## Start

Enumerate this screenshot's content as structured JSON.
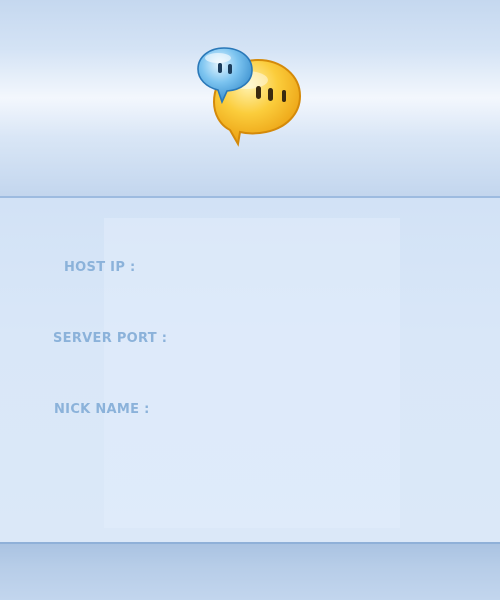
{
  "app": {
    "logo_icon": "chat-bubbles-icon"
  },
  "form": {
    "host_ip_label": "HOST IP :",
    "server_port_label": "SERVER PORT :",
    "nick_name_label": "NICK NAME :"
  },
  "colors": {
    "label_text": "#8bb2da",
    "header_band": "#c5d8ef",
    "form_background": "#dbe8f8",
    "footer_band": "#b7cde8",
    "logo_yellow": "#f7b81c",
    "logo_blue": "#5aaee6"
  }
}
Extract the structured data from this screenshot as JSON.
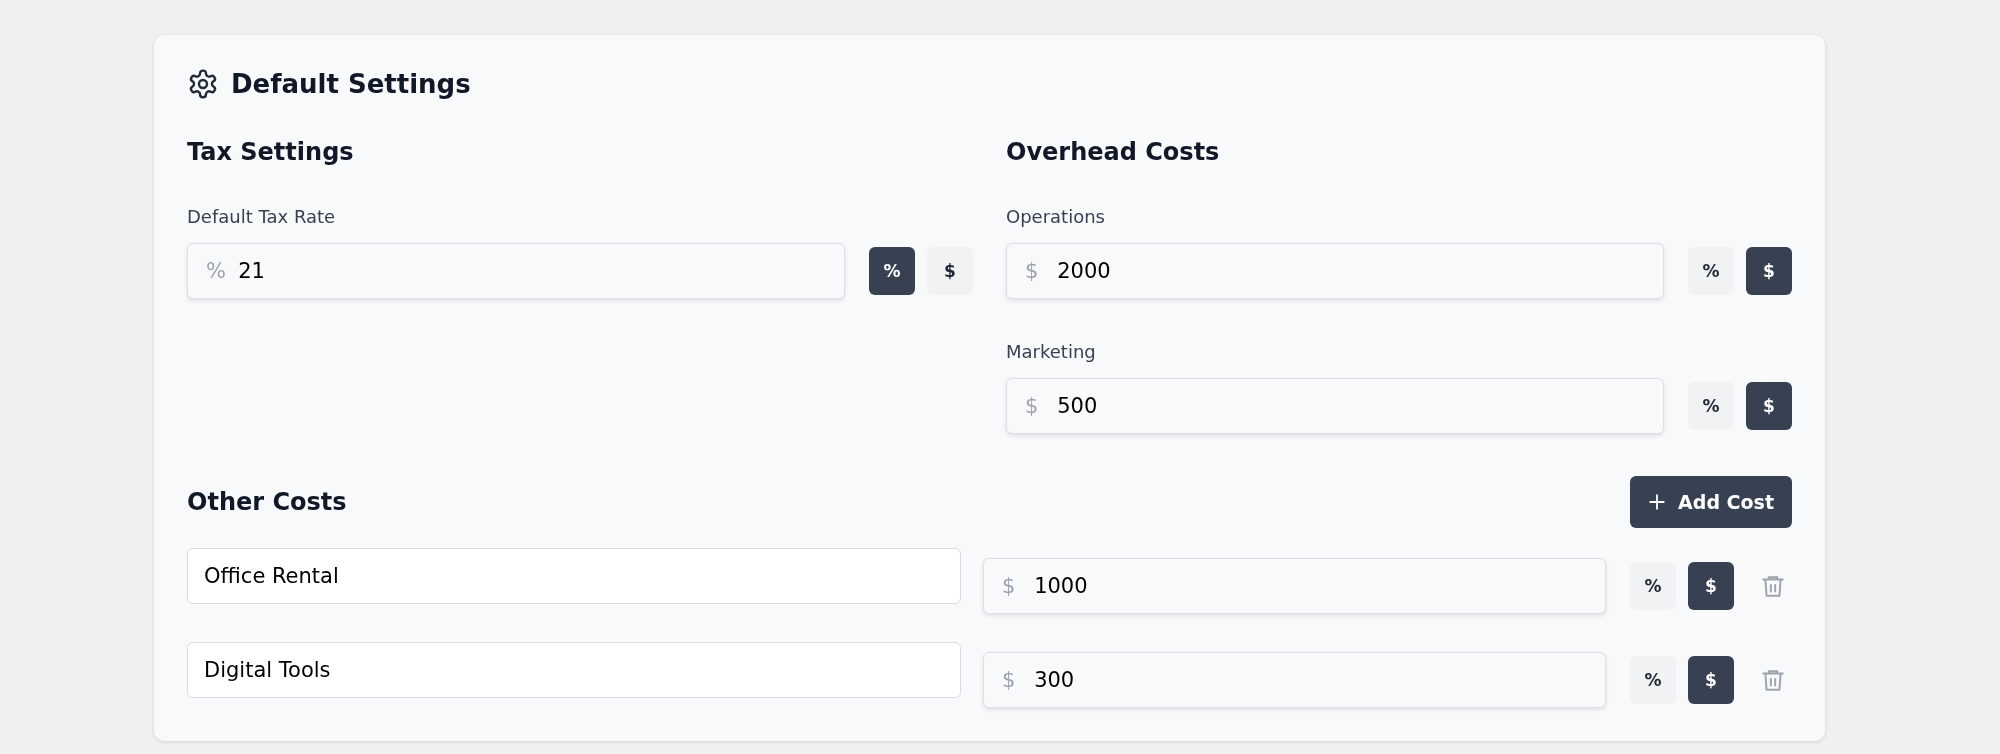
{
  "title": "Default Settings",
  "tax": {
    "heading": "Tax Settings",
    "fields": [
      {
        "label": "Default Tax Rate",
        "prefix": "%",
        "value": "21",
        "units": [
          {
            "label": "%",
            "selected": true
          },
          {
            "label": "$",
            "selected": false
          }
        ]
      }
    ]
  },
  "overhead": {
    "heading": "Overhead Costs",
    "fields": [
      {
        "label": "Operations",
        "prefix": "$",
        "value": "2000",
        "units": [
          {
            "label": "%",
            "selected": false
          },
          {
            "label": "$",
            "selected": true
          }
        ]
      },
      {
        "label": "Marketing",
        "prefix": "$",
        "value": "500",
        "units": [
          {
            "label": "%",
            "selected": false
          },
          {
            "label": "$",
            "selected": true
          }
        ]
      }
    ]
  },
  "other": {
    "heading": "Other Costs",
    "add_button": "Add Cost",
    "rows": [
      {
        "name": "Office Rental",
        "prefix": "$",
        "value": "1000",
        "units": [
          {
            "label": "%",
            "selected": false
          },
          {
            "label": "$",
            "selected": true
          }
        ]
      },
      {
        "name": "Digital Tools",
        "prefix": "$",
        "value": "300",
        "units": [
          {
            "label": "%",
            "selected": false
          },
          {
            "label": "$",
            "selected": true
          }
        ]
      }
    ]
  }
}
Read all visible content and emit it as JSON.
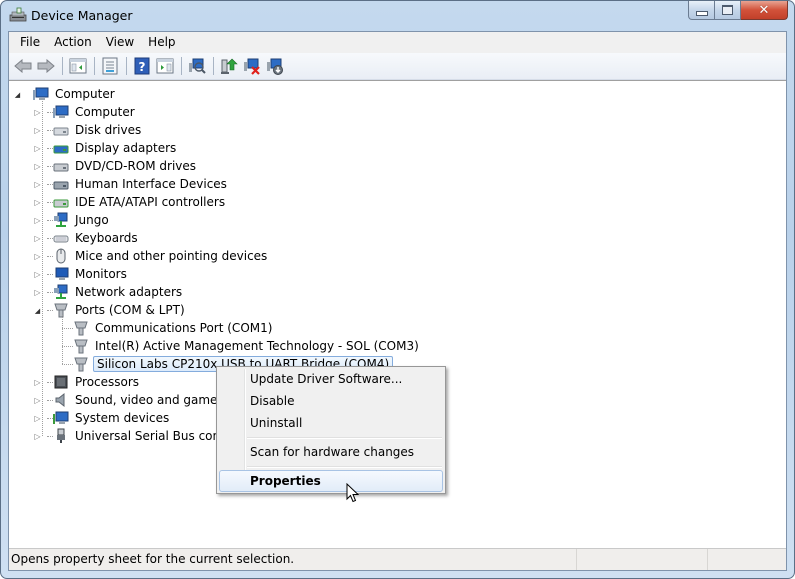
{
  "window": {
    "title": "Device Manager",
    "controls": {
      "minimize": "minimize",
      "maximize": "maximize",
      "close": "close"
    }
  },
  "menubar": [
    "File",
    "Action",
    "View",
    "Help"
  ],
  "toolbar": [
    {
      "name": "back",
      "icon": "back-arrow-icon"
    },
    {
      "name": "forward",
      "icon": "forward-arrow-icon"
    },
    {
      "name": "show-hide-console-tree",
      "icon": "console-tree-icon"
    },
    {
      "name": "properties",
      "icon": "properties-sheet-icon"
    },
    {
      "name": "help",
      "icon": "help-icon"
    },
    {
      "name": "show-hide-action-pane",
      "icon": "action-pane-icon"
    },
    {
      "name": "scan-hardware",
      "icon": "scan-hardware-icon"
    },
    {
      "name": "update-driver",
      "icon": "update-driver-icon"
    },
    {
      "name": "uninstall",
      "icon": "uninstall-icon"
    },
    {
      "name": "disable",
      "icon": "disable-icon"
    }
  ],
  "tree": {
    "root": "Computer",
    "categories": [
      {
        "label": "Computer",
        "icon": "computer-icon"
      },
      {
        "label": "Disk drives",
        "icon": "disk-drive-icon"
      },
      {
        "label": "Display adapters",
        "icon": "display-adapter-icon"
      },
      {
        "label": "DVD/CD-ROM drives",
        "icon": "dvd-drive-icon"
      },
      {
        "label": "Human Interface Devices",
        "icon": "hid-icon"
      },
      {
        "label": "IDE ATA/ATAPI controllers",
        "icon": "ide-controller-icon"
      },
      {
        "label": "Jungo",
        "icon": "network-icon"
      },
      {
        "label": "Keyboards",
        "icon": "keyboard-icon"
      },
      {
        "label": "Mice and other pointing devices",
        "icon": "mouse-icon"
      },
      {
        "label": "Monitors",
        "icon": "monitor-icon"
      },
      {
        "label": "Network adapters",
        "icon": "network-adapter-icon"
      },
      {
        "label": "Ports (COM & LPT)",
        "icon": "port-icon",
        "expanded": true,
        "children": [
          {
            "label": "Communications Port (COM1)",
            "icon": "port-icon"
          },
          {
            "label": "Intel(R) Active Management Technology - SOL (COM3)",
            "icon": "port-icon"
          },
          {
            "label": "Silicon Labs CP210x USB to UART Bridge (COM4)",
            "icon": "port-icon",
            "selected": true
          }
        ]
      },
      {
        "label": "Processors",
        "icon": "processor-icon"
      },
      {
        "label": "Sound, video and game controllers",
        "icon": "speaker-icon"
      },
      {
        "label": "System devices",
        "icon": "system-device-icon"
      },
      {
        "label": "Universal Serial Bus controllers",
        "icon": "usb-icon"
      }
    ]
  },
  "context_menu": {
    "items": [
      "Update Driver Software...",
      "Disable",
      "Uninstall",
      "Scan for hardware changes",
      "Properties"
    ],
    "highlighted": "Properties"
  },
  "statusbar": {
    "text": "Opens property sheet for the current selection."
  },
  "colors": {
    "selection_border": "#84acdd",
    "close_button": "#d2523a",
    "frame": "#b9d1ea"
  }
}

## End
## Start

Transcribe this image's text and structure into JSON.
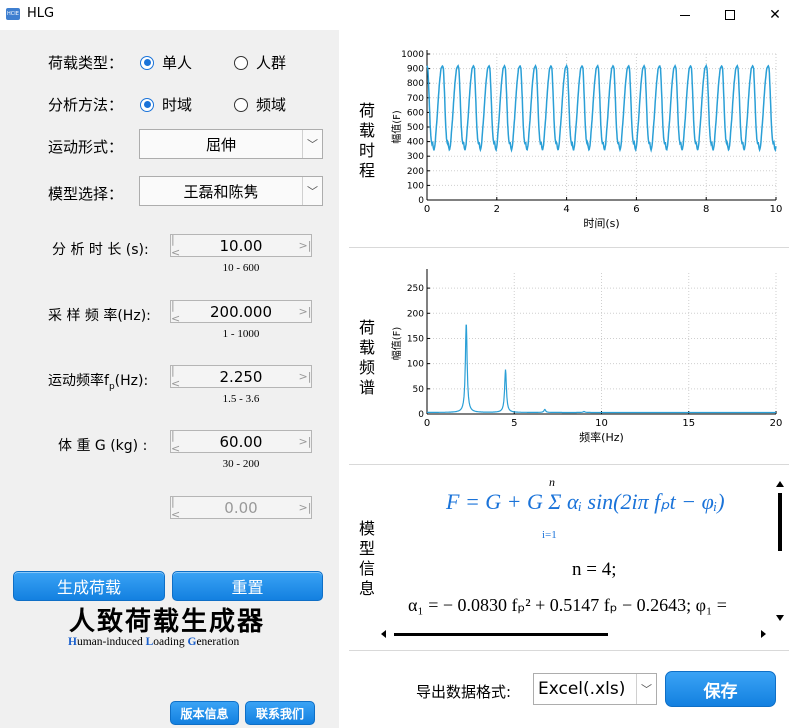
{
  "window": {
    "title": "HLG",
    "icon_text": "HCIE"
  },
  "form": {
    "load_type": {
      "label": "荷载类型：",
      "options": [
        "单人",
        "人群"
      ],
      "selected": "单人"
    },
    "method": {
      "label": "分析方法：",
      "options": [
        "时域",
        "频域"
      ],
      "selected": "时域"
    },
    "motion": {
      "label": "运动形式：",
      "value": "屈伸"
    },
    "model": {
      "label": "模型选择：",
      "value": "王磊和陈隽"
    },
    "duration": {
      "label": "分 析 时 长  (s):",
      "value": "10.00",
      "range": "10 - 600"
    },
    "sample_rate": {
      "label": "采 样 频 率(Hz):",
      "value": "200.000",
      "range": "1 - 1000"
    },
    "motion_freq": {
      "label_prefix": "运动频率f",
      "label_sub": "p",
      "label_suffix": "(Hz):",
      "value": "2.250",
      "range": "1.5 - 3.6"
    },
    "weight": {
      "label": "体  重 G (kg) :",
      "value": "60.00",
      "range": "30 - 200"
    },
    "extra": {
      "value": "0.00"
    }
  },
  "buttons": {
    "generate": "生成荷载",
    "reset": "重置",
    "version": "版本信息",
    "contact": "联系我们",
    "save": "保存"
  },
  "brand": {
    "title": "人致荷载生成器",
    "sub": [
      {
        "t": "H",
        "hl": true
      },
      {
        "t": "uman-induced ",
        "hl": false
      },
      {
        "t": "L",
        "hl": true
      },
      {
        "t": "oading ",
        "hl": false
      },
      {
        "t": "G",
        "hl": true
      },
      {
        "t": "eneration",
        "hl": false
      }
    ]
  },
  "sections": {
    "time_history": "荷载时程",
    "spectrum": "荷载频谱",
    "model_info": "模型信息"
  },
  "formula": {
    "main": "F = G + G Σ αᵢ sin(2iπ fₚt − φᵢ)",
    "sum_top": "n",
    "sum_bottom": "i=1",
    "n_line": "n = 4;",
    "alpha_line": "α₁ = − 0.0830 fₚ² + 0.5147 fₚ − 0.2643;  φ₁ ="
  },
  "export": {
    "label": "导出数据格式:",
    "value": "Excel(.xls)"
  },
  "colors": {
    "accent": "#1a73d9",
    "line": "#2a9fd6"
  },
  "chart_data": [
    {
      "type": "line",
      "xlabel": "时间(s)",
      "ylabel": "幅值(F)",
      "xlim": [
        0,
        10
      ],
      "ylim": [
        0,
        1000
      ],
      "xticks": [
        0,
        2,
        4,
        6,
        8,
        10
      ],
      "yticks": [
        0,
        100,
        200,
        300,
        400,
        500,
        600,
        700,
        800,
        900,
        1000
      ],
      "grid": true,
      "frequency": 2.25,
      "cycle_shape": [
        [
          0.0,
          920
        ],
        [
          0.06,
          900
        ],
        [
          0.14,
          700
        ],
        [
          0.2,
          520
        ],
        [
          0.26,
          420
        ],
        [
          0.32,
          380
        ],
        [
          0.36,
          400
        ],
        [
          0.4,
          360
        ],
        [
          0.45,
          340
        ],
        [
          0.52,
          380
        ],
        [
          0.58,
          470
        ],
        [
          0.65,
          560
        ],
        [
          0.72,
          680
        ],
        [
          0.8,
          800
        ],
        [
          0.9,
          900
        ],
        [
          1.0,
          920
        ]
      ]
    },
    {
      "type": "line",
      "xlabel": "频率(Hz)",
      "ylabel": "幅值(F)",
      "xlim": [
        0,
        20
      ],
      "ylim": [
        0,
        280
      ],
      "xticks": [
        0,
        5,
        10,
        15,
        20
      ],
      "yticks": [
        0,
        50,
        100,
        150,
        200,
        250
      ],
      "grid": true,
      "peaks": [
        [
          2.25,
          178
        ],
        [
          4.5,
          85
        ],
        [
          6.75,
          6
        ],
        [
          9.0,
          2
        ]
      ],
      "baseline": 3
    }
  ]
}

## End

Your objective: Reproduce every line of the listing above in which the string "pane" appears.

Reply to the task:
      "name": "show-hide-action-pane",
      "icon": "action-pane-icon"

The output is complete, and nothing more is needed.